Work to be completed - Copy the data from its first line through the line containing "message-bubble-outgoing[interactable]: san place", swapping every "message-bubble-incoming" for "chat-bubble-incoming" and keeping everything else as it stands.
═════ Stored data ═════
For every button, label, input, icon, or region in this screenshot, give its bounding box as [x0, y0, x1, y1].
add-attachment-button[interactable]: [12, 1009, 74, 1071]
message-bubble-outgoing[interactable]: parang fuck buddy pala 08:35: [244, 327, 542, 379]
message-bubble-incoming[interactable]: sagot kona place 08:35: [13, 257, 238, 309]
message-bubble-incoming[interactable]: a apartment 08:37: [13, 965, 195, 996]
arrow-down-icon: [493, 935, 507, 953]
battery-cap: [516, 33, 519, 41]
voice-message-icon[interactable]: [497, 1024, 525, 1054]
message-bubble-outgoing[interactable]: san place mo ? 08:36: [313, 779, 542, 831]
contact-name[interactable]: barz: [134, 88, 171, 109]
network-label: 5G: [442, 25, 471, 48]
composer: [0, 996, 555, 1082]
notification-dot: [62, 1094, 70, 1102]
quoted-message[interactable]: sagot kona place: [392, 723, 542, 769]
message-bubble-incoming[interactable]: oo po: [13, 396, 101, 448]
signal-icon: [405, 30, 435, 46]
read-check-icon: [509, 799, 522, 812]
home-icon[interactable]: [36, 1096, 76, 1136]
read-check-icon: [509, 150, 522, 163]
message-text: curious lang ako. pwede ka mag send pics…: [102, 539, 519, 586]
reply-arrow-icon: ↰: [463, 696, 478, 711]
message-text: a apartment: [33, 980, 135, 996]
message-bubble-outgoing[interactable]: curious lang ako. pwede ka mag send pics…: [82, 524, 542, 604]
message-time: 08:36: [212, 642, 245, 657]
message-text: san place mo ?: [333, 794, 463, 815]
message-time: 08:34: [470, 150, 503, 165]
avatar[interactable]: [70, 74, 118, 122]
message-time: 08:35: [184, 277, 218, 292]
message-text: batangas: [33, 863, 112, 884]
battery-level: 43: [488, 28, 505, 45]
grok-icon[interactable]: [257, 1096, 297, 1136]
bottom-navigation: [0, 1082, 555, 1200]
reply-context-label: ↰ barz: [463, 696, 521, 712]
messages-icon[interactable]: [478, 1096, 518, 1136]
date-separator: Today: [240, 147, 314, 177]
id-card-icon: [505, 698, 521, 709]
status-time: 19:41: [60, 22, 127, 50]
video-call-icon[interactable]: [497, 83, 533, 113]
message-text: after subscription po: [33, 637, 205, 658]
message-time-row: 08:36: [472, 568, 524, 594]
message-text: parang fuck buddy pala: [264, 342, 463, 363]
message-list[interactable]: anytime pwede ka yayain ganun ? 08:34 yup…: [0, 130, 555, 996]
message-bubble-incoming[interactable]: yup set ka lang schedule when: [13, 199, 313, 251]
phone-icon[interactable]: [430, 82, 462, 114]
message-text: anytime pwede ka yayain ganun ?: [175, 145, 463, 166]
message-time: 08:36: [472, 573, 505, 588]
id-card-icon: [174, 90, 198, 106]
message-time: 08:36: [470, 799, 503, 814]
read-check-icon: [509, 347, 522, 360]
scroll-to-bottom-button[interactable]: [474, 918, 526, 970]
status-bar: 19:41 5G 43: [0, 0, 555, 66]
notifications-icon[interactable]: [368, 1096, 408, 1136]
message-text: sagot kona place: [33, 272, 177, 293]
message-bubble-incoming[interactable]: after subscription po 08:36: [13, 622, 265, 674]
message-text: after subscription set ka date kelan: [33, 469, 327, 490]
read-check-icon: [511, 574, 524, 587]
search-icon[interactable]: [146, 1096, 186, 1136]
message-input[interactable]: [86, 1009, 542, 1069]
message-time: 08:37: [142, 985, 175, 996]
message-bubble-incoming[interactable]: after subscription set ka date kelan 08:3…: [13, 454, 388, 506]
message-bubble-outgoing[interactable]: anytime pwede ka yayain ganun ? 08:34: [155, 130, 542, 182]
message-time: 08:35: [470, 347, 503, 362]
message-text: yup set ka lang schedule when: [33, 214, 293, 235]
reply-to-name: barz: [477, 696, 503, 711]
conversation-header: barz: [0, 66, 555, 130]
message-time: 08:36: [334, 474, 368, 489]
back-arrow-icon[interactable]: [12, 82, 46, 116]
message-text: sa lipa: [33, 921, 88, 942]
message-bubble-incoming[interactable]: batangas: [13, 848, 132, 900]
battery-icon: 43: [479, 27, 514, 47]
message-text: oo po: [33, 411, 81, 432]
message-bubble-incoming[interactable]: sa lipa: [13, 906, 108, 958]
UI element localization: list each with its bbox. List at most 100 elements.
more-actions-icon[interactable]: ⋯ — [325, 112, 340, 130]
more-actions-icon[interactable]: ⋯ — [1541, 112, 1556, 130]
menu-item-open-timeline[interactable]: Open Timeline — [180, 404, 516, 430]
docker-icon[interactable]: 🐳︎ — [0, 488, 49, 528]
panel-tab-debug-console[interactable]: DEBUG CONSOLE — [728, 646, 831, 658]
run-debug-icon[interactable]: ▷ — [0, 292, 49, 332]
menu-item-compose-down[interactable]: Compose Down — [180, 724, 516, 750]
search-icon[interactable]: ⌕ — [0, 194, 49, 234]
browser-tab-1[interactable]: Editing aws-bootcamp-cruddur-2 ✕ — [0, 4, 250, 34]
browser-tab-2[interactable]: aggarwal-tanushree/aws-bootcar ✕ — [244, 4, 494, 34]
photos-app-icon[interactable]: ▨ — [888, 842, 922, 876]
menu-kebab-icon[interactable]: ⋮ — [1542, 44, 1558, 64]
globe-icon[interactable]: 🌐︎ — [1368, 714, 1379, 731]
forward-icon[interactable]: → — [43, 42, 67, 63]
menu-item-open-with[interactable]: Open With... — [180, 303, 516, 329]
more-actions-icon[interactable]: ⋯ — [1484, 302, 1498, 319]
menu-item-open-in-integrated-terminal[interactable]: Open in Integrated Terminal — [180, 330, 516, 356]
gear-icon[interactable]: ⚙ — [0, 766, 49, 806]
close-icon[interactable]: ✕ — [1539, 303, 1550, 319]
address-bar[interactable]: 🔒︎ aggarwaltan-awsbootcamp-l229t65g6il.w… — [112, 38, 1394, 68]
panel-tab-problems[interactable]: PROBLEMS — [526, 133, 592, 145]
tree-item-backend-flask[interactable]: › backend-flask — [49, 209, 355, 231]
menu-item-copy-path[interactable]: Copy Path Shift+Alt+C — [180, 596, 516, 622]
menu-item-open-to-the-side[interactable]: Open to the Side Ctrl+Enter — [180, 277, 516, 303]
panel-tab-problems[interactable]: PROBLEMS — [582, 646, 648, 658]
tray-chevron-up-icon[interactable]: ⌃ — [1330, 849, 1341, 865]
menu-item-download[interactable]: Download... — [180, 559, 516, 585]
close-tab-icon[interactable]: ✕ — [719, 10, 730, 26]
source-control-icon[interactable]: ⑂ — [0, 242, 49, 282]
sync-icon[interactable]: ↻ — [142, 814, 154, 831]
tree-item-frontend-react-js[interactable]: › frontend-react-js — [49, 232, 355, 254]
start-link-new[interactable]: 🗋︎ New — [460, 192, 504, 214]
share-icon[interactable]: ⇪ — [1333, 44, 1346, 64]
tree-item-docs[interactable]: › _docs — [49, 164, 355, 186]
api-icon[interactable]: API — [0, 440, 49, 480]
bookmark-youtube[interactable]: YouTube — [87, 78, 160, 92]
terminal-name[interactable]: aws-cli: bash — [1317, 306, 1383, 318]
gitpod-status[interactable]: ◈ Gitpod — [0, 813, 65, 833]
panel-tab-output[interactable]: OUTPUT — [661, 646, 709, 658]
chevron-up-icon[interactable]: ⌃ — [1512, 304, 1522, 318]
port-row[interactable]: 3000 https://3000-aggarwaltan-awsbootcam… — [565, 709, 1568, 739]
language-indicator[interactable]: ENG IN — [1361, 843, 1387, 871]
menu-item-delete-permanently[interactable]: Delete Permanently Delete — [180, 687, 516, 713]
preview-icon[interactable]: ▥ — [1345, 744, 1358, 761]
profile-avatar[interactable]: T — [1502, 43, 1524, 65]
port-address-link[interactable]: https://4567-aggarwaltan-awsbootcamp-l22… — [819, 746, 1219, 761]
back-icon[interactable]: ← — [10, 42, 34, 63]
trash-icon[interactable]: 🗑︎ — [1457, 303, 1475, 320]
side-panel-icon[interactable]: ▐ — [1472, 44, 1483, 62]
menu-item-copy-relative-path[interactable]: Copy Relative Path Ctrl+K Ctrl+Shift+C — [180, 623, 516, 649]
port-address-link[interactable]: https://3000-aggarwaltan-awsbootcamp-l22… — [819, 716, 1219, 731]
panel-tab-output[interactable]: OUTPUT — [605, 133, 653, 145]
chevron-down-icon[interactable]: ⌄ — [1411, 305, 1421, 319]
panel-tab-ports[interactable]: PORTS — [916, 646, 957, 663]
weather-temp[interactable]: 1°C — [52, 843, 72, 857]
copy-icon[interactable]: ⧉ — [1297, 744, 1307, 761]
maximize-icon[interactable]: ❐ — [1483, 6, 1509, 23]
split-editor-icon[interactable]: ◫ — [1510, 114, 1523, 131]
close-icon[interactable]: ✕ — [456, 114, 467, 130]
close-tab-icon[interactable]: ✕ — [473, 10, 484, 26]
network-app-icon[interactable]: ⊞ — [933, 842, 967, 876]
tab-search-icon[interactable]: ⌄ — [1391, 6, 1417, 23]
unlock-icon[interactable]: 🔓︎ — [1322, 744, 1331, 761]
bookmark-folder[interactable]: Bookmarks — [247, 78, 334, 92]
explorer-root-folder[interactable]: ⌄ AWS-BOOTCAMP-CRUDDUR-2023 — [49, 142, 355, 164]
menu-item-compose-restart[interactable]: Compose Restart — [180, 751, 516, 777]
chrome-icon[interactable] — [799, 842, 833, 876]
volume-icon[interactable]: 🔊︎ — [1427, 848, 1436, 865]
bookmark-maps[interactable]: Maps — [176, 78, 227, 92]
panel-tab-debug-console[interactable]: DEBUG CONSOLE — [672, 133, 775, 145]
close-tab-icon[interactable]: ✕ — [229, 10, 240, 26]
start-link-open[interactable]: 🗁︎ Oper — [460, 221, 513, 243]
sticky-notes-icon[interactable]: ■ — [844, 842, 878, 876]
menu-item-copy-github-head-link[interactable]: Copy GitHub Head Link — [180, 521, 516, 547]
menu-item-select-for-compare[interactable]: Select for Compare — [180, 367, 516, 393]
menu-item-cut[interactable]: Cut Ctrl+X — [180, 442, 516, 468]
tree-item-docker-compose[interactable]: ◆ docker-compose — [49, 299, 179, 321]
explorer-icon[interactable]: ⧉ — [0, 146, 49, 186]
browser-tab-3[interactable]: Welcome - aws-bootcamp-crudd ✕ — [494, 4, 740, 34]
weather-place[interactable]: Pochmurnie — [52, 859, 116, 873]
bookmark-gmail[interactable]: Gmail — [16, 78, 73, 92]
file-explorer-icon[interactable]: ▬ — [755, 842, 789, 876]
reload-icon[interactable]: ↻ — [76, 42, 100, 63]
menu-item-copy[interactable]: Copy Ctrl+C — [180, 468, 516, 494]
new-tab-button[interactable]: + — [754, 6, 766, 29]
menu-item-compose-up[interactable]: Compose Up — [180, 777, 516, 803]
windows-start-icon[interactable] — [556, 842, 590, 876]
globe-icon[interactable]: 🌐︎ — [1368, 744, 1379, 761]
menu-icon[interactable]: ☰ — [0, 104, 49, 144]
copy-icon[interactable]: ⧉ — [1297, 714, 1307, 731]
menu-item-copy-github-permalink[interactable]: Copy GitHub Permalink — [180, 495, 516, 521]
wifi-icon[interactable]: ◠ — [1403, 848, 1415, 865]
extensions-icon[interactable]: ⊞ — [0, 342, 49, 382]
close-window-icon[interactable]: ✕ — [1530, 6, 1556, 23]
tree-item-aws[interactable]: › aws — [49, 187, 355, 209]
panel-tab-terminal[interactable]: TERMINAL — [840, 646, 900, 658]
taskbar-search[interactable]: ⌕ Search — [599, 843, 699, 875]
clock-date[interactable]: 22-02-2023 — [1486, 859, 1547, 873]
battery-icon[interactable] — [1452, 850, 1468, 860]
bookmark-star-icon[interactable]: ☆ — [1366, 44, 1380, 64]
═════
Output of the task -
For every button, label, input, icon, or region in this screenshot, give its bounding box as [x0, y0, x1, y1].
add-attachment-button[interactable]: [12, 1009, 74, 1071]
message-bubble-outgoing[interactable]: parang fuck buddy pala 08:35: [244, 327, 542, 379]
chat-bubble-incoming[interactable]: sagot kona place 08:35: [13, 257, 238, 309]
chat-bubble-incoming[interactable]: a apartment 08:37: [13, 965, 195, 996]
arrow-down-icon: [493, 935, 507, 953]
battery-cap: [516, 33, 519, 41]
voice-message-icon[interactable]: [497, 1024, 525, 1054]
message-bubble-outgoing[interactable]: san place mo ? 08:36: [313, 779, 542, 831]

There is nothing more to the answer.